Your task is to print the material below exactly as presented.

┄┄┄┄┄┄

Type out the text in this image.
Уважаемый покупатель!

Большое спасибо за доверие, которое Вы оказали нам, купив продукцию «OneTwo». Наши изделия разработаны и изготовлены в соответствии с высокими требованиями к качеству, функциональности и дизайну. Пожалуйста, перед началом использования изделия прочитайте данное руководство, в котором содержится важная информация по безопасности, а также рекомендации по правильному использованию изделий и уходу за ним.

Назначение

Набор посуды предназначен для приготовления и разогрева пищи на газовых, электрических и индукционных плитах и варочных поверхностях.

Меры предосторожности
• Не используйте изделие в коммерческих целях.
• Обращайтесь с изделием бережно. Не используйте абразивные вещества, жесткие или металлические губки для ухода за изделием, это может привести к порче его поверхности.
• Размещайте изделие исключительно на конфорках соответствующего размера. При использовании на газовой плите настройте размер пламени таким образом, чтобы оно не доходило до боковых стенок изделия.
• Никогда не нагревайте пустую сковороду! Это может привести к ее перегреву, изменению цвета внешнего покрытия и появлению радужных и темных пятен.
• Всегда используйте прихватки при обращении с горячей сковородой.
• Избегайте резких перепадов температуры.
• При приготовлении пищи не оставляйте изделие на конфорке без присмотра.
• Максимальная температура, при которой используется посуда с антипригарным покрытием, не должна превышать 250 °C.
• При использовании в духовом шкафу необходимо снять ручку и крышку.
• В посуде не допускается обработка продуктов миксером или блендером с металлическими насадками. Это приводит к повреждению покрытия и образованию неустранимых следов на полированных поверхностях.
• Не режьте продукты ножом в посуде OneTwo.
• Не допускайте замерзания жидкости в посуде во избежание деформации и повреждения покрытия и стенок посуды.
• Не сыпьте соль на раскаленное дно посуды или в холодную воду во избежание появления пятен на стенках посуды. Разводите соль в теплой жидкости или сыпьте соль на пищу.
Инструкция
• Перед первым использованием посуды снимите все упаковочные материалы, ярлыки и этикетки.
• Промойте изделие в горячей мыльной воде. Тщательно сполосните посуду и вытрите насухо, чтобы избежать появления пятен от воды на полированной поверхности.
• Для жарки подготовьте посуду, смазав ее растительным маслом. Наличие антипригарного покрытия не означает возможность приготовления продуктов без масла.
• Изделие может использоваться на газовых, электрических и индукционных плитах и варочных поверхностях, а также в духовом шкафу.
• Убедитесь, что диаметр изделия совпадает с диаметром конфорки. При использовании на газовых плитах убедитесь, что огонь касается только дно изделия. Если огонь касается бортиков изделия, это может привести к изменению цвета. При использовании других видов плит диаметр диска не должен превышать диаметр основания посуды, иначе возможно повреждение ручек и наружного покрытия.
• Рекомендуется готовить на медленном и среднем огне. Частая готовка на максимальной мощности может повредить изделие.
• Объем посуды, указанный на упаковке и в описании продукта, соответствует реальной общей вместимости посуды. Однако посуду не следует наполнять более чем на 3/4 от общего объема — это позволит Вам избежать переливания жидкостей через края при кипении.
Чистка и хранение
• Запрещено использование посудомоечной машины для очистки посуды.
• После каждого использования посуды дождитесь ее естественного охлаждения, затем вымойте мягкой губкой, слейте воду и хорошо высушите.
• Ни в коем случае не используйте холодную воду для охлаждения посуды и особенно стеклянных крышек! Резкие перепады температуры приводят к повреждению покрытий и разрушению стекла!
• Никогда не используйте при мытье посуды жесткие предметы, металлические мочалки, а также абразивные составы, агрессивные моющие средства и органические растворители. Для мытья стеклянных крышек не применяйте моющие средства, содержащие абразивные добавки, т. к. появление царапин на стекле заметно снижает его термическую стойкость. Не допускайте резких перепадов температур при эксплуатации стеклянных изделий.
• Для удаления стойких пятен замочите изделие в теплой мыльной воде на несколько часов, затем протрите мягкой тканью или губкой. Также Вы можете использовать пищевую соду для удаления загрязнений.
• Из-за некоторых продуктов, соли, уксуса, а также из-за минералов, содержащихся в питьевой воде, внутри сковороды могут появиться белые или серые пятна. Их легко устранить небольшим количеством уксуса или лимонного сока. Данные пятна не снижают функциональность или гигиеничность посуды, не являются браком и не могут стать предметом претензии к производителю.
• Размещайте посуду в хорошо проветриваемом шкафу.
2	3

┄┄┄┄┄┄

### Full solution
Type out the text in this image.
Уважаемый покупатель!

Большое спасибо за доверие, которое Вы оказали нам, купив продукцию «OneTwo». Наши изделия разработаны и изготовлены в соответствии с высокими требованиями к качеству, функциональности и дизайну. Пожалуйста, перед началом использования изделия прочитайте данное руководство, в котором содержится важная информация по безопасности, а также рекомендации по правильному использованию изделий и уходу за ним.

Назначение

Набор посуды предназначен для приготовления и разогрева пищи на газовых, электрических и индукционных плитах и варочных поверхностях.

Меры предосторожности
• Не используйте изделие в коммерческих целях.
• Обращайтесь с изделием бережно. Не используйте абразивные вещества, жесткие или металлические губки для ухода за изделием, это может привести к порче его поверхности.
• Размещайте изделие исключительно на конфорках соответствующего размера. При использовании на газовой плите настройте размер пламени таким образом, чтобы оно не доходило до боковых стенок изделия.
• Никогда не нагревайте пустую сковороду! Это может привести к ее перегреву, изменению цвета внешнего покрытия и появлению радужных и темных пятен.
• Всегда используйте прихватки при обращении с горячей сковородой.
• Избегайте резких перепадов температуры.
• При приготовлении пищи не оставляйте изделие на конфорке без присмотра.
• Максимальная температура, при которой используется посуда с антипригарным покрытием, не должна превышать 250 °C.
• При использовании в духовом шкафу необходимо снять ручку и крышку.
• В посуде не допускается обработка продуктов миксером или блендером с металлическими насадками. Это приводит к повреждению покрытия и образованию неустранимых следов на полированных поверхностях.
• Не режьте продукты ножом в посуде OneTwo.
• Не допускайте замерзания жидкости в посуде во избежание деформации и повреждения покрытия и стенок посуды.
• Не сыпьте соль на раскаленное дно посуды или в холодную воду во избежание появления пятен на стенках посуды. Разводите соль в теплой жидкости или сыпьте соль на пищу.
Инструкция
• Перед первым использованием посуды снимите все упаковочные материалы, ярлыки и этикетки.
• Промойте изделие в горячей мыльной воде. Тщательно сполосните посуду и вытрите насухо, чтобы избежать появления пятен от воды на полированной поверхности.
• Для жарки подготовьте посуду, смазав ее растительным маслом. Наличие антипригарного покрытия не означает возможность приготовления продуктов без масла.
• Изделие может использоваться на газовых, электрических и индукционных плитах и варочных поверхностях, а также в духовом шкафу.
• Убедитесь, что диаметр изделия совпадает с диаметром конфорки. При использовании на газовых плитах убедитесь, что огонь касается только дно изделия. Если огонь касается бортиков изделия, это может привести к изменению цвета. При использовании других видов плит диаметр диска не должен превышать диаметр основания посуды, иначе возможно повреждение ручек и наружного покрытия.
• Рекомендуется готовить на медленном и среднем огне. Частая готовка на максимальной мощности может повредить изделие.
• Объем посуды, указанный на упаковке и в описании продукта, соответствует реальной общей вместимости посуды. Однако посуду не следует наполнять более чем на 3/4 от общего объема — это позволит Вам избежать переливания жидкостей через края при кипении.
Чистка и хранение
• Запрещено использование посудомоечной машины для очистки посуды.
• После каждого использования посуды дождитесь ее естественного охлаждения, затем вымойте мягкой губкой, слейте воду и хорошо высушите.
• Ни в коем случае не используйте холодную воду для охлаждения посуды и особенно стеклянных крышек! Резкие перепады температуры приводят к повреждению покрытий и разрушению стекла!
• Никогда не используйте при мытье посуды жесткие предметы, металлические мочалки, а также абразивные составы, агрессивные моющие средства и органические растворители. Для мытья стеклянных крышек не применяйте моющие средства, содержащие абразивные добавки, т. к. появление царапин на стекле заметно снижает его термическую стойкость. Не допускайте резких перепадов температур при эксплуатации стеклянных изделий.
• Для удаления стойких пятен замочите изделие в теплой мыльной воде на несколько часов, затем протрите мягкой тканью или губкой. Также Вы можете использовать пищевую соду для удаления загрязнений.
• Из-за некоторых продуктов, соли, уксуса, а также из-за минералов, содержащихся в питьевой воде, внутри сковороды могут появиться белые или серые пятна. Их легко устранить небольшим количеством уксуса или лимонного сока. Данные пятна не снижают функциональность или гигиеничность посуды, не являются браком и не могут стать предметом претензии к производителю.
• Размещайте посуду в хорошо проветриваемом шкафу.
2	3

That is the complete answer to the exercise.